→ Objective: Without the pictures, copy the entries below word for word.

→ Records provided:
○ ○ ○ ○ ○ ○ ○

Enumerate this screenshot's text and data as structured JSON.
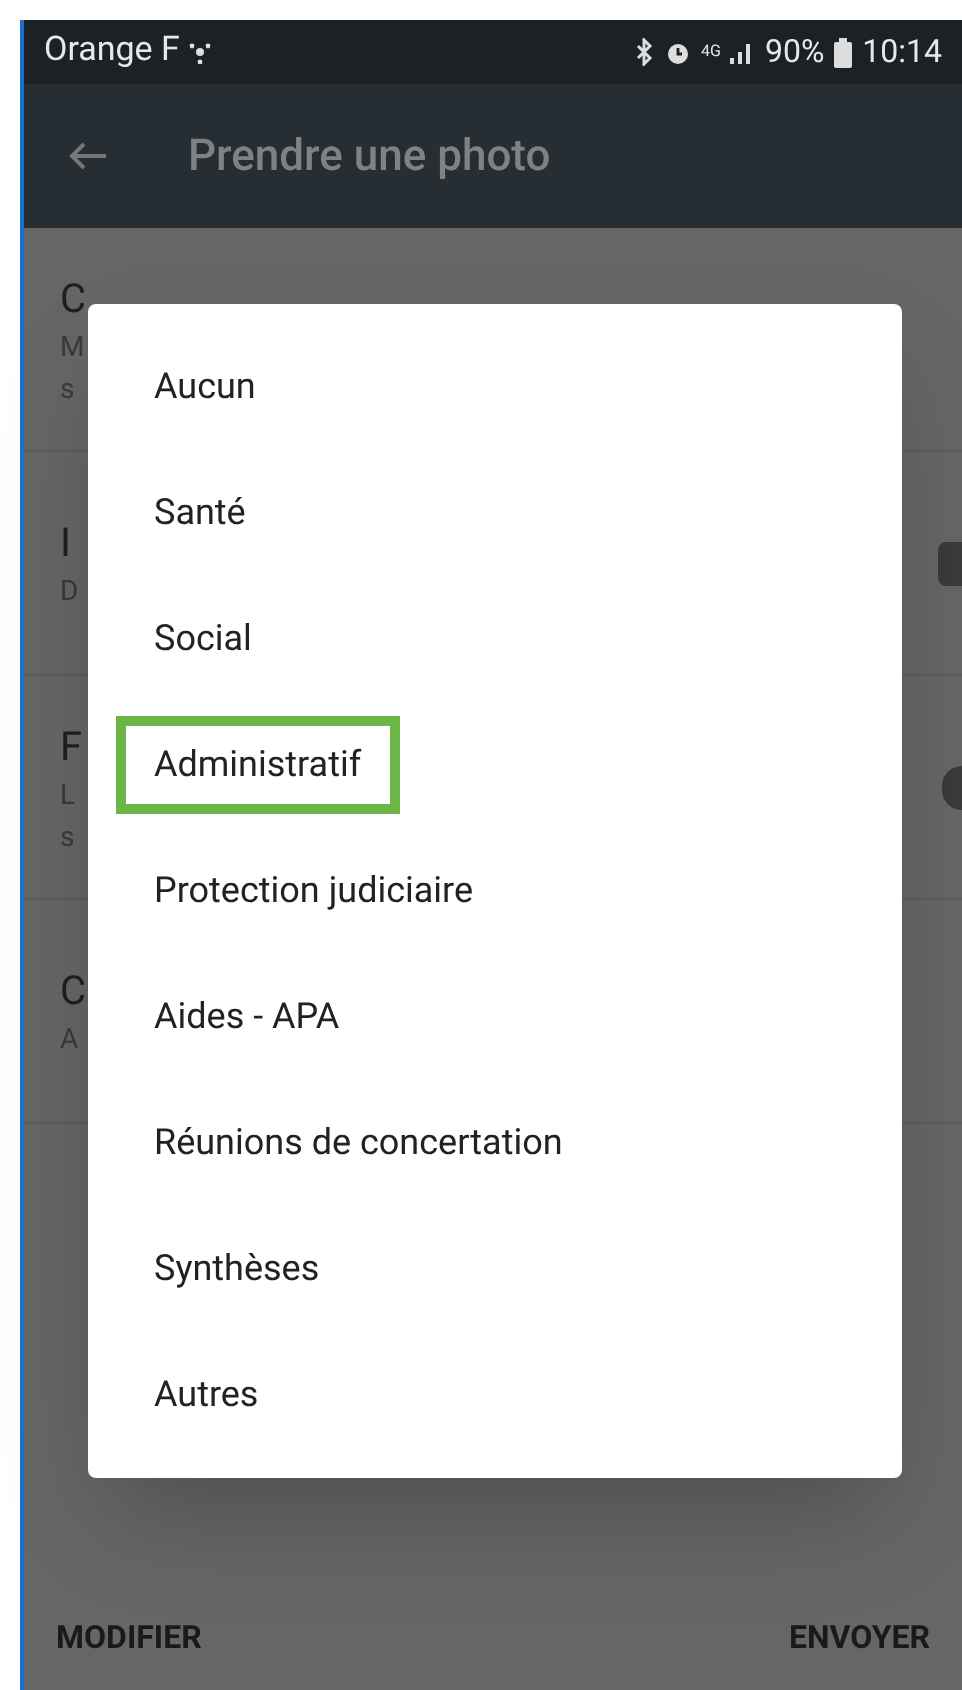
{
  "status_bar": {
    "carrier": "Orange F",
    "network": "4G",
    "battery": "90%",
    "time": "10:14"
  },
  "app_bar": {
    "title": "Prendre une photo"
  },
  "settings": [
    {
      "title": "C",
      "lines": [
        "M",
        "s"
      ],
      "kind": "plain"
    },
    {
      "title": "I",
      "lines": [
        "D"
      ],
      "kind": "switch"
    },
    {
      "title": "F",
      "lines": [
        "L",
        "s"
      ],
      "kind": "radio"
    },
    {
      "title": "C",
      "lines": [
        "A"
      ],
      "kind": "plain"
    }
  ],
  "dialog": {
    "options": [
      {
        "label": "Aucun",
        "highlighted": false
      },
      {
        "label": "Santé",
        "highlighted": false
      },
      {
        "label": "Social",
        "highlighted": false
      },
      {
        "label": "Administratif",
        "highlighted": true
      },
      {
        "label": "Protection judiciaire",
        "highlighted": false
      },
      {
        "label": "Aides - APA",
        "highlighted": false
      },
      {
        "label": "Réunions de concertation",
        "highlighted": false
      },
      {
        "label": "Synthèses",
        "highlighted": false
      },
      {
        "label": "Autres",
        "highlighted": false
      }
    ]
  },
  "actions": [
    "MODIFIER",
    "ENVOYER"
  ]
}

○ ○ ○ ○ ○ ○ ○

→ Solved problem:
Enumerate this screenshot's text and data as structured JSON.
{
  "status_bar": {
    "carrier": "Orange F",
    "network": "4G",
    "battery": "90%",
    "time": "10:14"
  },
  "app_bar": {
    "title": "Prendre une photo"
  },
  "settings": [
    {
      "title": "C",
      "lines": [
        "M",
        "s"
      ],
      "kind": "plain"
    },
    {
      "title": "I",
      "lines": [
        "D"
      ],
      "kind": "switch"
    },
    {
      "title": "F",
      "lines": [
        "L",
        "s"
      ],
      "kind": "radio"
    },
    {
      "title": "C",
      "lines": [
        "A"
      ],
      "kind": "plain"
    }
  ],
  "dialog": {
    "options": [
      {
        "label": "Aucun",
        "highlighted": false
      },
      {
        "label": "Santé",
        "highlighted": false
      },
      {
        "label": "Social",
        "highlighted": false
      },
      {
        "label": "Administratif",
        "highlighted": true
      },
      {
        "label": "Protection judiciaire",
        "highlighted": false
      },
      {
        "label": "Aides - APA",
        "highlighted": false
      },
      {
        "label": "Réunions de concertation",
        "highlighted": false
      },
      {
        "label": "Synthèses",
        "highlighted": false
      },
      {
        "label": "Autres",
        "highlighted": false
      }
    ]
  },
  "actions": [
    "MODIFIER",
    "ENVOYER"
  ]
}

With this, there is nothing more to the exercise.